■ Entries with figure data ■
## START
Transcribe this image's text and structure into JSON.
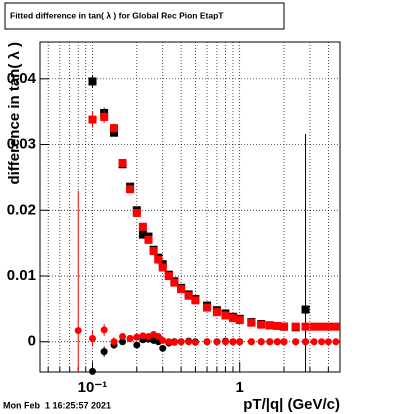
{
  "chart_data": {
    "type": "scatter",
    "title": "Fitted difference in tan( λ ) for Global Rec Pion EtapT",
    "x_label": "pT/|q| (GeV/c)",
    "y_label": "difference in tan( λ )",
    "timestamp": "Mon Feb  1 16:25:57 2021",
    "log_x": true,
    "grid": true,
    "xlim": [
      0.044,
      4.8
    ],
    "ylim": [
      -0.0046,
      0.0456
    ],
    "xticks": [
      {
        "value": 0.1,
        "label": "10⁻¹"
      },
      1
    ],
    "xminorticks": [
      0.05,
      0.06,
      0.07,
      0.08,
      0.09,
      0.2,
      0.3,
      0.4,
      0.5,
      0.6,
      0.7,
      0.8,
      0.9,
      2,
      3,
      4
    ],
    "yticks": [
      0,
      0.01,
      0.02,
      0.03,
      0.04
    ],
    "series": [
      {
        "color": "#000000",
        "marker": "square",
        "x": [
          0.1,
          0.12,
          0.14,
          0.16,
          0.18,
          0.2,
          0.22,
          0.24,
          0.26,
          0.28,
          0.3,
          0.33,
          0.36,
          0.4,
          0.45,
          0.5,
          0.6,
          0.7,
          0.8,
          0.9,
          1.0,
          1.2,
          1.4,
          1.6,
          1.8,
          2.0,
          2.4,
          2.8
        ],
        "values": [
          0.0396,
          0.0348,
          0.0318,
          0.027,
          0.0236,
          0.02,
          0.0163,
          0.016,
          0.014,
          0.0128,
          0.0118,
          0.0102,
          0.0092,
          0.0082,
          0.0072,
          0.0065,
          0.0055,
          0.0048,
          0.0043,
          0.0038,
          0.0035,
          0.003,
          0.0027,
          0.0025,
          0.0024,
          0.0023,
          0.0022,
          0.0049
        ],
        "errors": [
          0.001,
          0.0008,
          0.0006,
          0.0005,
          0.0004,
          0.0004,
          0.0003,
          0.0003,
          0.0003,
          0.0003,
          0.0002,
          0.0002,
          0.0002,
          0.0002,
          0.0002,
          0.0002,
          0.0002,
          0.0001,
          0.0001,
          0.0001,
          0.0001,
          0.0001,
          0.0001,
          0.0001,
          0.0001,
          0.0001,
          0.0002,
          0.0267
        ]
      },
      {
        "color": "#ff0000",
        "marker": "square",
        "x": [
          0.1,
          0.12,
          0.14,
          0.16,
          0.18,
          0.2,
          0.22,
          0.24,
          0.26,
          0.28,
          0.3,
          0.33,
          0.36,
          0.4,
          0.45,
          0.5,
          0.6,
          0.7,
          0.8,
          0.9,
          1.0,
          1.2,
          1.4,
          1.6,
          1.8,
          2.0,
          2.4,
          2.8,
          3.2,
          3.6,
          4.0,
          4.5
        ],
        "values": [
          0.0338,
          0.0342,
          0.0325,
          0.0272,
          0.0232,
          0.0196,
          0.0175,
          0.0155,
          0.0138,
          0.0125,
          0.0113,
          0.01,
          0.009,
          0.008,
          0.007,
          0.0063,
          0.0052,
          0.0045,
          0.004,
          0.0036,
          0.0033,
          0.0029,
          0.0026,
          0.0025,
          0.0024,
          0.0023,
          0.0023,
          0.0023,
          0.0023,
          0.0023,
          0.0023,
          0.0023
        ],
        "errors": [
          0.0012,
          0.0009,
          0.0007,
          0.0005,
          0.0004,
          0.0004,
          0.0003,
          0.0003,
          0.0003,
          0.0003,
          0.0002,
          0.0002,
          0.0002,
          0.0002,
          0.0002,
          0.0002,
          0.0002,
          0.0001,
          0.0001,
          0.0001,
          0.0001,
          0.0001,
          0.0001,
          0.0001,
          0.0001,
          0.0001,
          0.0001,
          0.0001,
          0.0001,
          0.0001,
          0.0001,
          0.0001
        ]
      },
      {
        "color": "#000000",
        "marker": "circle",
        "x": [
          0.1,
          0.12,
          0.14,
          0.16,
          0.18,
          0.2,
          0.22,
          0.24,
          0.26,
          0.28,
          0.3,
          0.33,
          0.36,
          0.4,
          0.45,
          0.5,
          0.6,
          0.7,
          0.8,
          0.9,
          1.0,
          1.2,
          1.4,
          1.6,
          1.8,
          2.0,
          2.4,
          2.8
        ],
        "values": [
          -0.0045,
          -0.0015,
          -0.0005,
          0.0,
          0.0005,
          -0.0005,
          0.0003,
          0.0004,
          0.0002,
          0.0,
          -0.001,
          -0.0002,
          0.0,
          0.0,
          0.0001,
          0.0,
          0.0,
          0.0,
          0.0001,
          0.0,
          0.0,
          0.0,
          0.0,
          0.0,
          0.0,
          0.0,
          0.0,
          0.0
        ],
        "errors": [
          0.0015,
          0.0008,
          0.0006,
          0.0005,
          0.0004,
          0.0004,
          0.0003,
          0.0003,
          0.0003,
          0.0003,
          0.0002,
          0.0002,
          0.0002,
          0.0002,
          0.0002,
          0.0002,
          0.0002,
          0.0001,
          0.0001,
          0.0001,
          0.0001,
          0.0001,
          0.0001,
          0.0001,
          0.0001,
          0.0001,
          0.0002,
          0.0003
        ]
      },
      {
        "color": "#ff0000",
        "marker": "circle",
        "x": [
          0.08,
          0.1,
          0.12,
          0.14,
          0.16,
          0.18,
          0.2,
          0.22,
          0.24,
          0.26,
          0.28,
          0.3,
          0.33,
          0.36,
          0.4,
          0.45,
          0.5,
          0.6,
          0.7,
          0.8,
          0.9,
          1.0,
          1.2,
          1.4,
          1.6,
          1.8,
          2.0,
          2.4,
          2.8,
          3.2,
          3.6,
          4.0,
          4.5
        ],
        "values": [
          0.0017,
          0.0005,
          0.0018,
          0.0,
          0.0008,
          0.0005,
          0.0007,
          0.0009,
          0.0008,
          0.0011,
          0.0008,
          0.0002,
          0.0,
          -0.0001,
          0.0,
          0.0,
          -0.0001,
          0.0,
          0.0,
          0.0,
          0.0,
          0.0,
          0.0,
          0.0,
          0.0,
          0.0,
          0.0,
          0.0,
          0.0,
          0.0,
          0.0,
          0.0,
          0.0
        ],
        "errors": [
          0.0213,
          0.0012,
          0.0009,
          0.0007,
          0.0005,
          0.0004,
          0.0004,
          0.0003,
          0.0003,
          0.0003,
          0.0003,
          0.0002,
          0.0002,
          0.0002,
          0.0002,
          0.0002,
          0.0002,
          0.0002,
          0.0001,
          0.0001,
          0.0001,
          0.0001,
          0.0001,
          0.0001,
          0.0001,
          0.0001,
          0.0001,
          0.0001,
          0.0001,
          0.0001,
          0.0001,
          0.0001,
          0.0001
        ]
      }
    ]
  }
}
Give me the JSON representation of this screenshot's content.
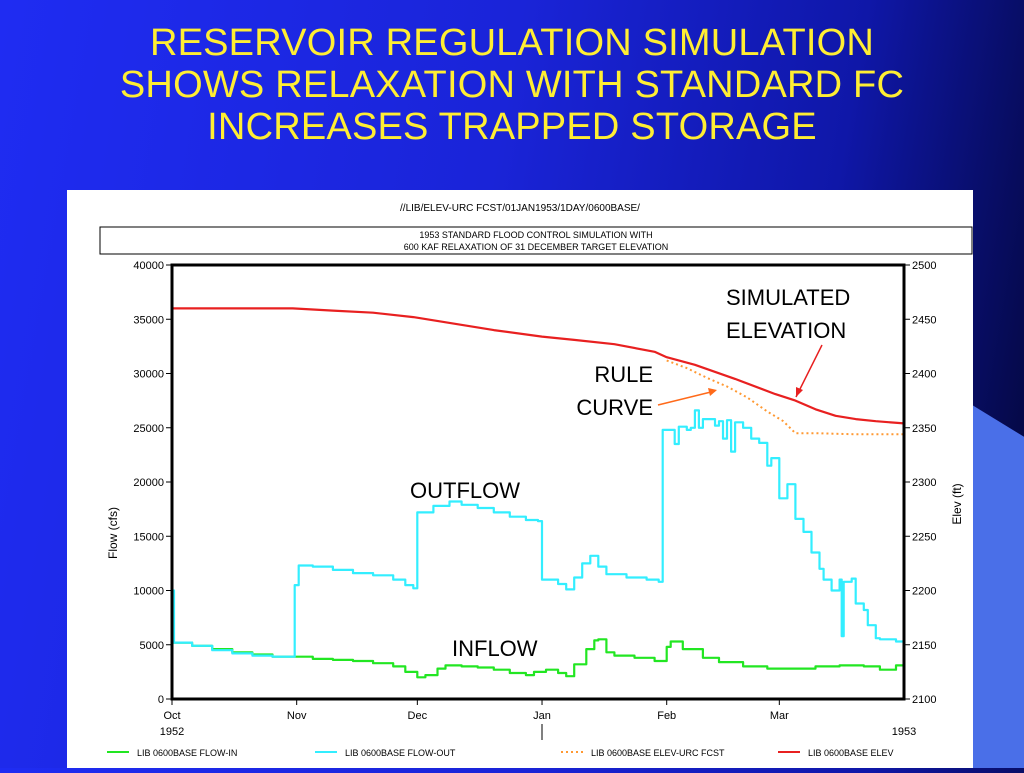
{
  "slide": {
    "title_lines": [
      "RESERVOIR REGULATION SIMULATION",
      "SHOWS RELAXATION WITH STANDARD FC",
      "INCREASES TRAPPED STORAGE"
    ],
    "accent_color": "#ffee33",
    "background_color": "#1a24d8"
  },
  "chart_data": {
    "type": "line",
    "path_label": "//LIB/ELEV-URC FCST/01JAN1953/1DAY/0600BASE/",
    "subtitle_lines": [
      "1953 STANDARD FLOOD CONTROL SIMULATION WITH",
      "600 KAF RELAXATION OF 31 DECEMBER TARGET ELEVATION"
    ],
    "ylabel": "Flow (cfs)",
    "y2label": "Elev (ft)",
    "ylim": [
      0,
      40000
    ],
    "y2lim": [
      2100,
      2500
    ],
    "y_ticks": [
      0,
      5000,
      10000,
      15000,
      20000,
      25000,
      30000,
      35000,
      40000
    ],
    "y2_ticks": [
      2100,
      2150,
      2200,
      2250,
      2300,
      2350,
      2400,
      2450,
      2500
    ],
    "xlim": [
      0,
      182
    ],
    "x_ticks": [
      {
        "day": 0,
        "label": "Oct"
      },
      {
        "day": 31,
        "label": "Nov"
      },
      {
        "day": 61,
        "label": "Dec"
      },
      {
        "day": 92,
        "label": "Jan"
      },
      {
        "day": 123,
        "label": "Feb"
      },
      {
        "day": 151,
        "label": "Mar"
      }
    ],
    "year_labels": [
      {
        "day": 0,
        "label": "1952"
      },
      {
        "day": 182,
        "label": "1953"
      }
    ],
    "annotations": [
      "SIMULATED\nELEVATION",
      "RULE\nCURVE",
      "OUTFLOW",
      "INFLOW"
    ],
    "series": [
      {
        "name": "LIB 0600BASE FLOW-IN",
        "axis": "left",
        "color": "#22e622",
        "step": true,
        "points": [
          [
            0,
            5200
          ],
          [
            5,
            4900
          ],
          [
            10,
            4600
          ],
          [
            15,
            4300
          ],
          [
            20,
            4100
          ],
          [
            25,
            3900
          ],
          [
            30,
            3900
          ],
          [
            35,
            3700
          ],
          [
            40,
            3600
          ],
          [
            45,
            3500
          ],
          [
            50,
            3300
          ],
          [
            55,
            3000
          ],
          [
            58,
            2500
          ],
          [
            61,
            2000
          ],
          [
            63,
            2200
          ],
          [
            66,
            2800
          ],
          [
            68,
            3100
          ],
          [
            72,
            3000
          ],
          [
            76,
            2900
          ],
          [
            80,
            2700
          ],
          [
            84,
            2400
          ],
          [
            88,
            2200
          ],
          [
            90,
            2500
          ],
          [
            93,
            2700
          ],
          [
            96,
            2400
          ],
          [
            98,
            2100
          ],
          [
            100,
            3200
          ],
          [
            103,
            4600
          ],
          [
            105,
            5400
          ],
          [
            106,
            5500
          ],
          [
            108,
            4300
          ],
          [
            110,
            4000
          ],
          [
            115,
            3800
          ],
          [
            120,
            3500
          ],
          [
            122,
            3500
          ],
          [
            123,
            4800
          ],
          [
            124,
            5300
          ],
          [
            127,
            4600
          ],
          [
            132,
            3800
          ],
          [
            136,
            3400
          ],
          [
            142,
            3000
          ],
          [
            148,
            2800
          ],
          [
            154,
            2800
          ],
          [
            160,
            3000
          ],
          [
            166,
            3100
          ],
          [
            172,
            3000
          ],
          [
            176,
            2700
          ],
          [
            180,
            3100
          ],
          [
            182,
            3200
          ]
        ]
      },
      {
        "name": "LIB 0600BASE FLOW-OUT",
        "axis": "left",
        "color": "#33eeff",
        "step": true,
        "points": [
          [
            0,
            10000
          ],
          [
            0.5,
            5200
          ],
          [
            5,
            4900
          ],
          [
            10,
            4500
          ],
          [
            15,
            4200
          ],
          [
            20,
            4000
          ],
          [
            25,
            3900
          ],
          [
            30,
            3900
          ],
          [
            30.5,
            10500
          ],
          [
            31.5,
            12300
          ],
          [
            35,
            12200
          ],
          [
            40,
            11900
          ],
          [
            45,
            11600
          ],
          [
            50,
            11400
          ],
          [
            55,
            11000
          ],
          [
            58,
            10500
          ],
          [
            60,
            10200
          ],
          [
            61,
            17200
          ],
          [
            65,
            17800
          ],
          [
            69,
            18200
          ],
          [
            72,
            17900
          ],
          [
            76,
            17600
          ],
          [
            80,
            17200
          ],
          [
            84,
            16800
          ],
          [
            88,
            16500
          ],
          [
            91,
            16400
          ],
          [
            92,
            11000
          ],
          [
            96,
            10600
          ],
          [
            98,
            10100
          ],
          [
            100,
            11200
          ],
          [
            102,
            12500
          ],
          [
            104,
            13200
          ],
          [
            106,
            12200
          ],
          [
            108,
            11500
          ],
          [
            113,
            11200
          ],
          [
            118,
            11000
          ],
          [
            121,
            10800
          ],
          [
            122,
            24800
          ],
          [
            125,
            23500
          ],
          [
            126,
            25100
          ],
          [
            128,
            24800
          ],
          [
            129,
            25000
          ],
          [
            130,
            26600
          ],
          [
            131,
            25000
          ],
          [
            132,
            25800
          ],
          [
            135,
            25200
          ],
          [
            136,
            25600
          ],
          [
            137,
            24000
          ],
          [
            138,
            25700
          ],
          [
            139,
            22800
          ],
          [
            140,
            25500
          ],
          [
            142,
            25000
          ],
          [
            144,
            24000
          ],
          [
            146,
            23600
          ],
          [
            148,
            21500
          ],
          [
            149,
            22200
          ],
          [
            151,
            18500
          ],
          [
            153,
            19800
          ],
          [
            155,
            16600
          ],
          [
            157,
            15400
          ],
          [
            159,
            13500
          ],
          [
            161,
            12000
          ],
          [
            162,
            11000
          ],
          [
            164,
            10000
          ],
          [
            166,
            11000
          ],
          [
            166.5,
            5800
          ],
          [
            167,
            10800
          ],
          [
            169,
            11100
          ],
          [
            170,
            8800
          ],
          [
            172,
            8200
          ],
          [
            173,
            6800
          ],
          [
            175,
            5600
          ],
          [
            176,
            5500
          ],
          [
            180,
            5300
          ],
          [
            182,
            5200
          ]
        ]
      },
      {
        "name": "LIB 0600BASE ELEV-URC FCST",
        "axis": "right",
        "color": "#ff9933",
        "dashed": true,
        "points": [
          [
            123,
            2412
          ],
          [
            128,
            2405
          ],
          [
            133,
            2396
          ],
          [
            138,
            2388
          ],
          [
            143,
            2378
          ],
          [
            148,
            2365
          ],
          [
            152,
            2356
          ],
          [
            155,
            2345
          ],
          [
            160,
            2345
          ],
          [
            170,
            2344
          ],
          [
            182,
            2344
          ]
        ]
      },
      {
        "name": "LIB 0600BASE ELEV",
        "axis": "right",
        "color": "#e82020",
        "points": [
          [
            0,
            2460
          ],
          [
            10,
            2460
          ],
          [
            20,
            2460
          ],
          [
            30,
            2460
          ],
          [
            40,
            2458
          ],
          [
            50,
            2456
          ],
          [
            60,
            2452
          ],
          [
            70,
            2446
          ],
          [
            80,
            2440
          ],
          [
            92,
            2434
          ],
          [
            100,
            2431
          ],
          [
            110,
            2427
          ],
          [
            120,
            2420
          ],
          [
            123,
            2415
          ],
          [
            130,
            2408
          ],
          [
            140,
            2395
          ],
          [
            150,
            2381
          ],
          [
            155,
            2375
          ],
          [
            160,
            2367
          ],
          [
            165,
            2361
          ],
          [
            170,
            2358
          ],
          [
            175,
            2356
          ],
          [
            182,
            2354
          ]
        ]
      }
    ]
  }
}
## END
■ Goal ■
Select and copy every line from the records that includes the word "this".

■ Response to the exercise ■
Transcribe this image's text and structure into JSON.
Give me the JSON representation of this screenshot's content.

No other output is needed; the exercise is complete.